_Exercise requirements:_ Look through the listing for the word "Passwort". Copy each line that has it.
• • • • •
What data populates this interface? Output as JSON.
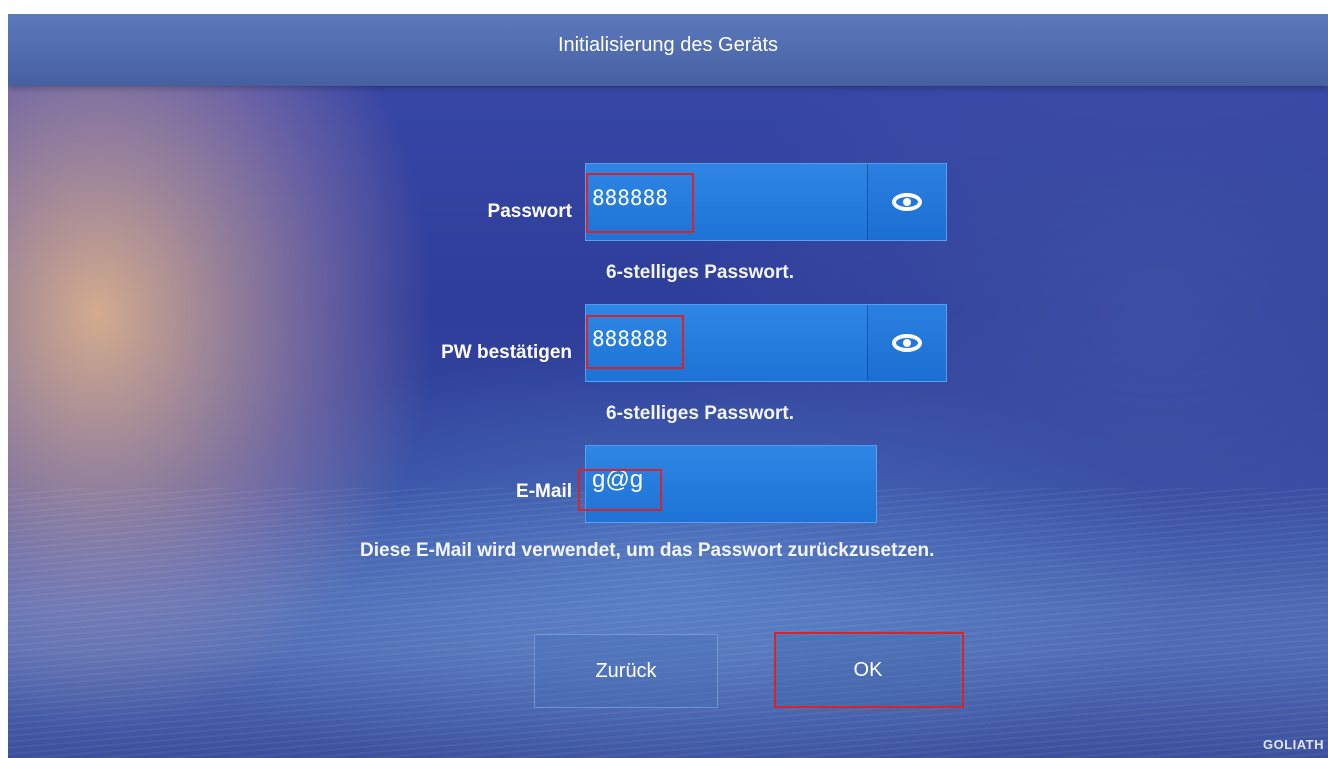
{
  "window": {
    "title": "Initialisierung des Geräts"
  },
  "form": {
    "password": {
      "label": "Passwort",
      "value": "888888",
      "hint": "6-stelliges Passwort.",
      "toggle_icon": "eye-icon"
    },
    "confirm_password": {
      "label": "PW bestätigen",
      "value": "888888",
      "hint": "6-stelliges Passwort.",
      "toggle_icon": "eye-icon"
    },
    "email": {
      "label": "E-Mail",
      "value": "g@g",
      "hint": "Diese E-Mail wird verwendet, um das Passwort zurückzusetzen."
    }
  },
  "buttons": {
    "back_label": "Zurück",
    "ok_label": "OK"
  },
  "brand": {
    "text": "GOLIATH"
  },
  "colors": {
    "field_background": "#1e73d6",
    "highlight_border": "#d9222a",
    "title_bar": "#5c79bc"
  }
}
• • • • •
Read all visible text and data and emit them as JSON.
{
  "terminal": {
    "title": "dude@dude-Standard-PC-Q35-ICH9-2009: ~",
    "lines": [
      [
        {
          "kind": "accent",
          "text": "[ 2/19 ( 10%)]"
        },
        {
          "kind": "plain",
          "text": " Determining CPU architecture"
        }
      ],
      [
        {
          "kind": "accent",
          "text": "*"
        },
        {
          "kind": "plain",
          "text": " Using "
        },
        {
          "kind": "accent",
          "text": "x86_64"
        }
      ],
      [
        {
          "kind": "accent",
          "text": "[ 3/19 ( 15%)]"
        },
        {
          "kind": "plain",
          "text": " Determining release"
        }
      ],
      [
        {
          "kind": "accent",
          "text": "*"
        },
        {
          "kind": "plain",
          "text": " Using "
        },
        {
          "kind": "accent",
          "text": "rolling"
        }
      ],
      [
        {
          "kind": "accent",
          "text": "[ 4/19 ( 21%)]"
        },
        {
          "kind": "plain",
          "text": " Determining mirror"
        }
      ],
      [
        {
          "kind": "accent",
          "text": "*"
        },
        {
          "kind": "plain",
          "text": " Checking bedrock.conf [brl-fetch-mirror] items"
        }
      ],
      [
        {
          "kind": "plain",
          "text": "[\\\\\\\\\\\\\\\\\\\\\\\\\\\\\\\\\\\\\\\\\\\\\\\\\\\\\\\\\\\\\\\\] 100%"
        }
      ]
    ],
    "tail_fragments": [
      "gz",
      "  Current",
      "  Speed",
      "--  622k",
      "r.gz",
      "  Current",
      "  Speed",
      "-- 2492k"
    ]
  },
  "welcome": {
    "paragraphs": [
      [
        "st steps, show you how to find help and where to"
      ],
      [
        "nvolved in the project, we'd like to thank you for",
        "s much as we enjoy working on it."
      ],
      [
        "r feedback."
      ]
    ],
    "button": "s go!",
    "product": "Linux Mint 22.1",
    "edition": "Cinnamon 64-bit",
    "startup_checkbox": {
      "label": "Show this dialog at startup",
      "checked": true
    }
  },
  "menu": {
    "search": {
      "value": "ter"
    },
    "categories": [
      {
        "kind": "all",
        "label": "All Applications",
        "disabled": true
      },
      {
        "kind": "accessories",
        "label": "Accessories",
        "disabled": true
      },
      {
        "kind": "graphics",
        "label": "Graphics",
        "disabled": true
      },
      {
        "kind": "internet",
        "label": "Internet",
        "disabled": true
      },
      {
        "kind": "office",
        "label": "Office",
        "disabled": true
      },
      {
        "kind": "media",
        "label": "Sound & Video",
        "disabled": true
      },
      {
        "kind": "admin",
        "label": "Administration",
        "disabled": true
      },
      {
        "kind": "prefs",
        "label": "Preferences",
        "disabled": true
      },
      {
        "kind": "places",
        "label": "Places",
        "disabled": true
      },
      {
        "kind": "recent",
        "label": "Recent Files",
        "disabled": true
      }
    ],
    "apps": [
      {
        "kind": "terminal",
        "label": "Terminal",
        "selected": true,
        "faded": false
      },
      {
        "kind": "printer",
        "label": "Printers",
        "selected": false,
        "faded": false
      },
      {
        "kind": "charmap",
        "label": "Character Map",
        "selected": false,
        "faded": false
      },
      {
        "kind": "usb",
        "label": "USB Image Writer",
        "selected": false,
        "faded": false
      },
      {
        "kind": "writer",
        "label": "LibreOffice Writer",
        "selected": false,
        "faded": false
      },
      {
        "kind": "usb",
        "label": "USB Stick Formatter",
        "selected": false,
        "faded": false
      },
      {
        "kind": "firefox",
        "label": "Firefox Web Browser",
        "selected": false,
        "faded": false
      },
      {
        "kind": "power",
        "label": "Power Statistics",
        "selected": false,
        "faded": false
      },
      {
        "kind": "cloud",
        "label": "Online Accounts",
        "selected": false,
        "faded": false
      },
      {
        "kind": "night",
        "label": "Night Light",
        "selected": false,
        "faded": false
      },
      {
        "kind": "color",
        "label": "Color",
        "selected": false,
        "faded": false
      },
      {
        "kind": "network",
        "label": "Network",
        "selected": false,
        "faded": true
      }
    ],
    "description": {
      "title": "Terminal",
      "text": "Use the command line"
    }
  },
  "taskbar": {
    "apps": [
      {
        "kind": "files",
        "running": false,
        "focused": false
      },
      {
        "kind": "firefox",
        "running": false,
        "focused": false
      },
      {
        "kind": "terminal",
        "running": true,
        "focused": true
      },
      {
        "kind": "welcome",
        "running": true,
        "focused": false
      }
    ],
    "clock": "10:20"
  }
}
• • • • •
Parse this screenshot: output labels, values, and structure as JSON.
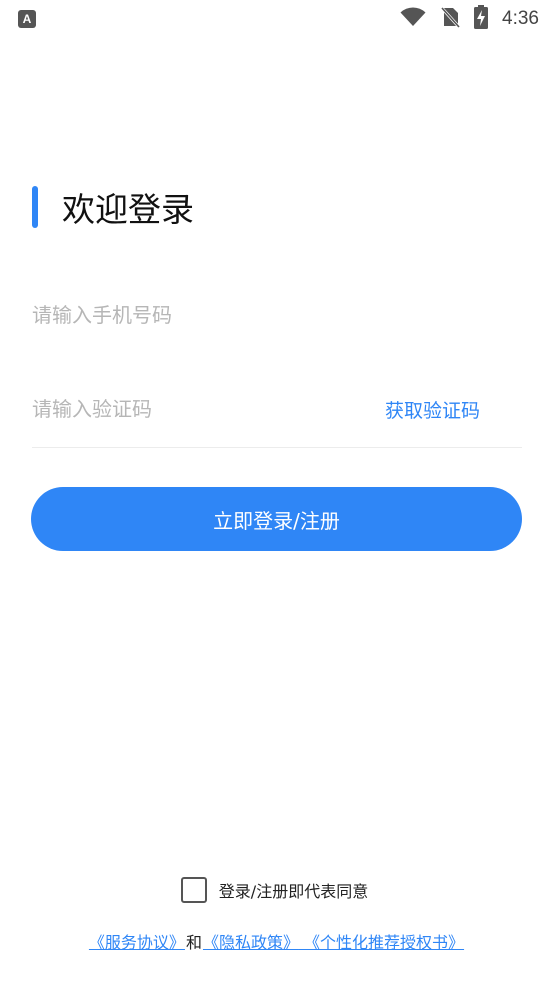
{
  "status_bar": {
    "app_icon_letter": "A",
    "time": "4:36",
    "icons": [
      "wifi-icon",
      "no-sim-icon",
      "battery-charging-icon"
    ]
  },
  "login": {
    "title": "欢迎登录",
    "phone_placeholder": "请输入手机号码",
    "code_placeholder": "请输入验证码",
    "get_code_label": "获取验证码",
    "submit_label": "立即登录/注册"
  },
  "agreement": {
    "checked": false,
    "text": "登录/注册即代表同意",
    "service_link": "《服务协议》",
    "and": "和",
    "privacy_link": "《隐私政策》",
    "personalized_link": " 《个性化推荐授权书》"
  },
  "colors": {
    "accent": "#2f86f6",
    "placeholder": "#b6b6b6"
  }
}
• • • • •
_Task answer:_
      "label": "Passwort",
      "hint": "6-stelliges Passwort.",
      "hint": "6-stelliges Passwort.",
      "hint": "Diese E-Mail wird verwendet, um das Passwort zurückzusetzen."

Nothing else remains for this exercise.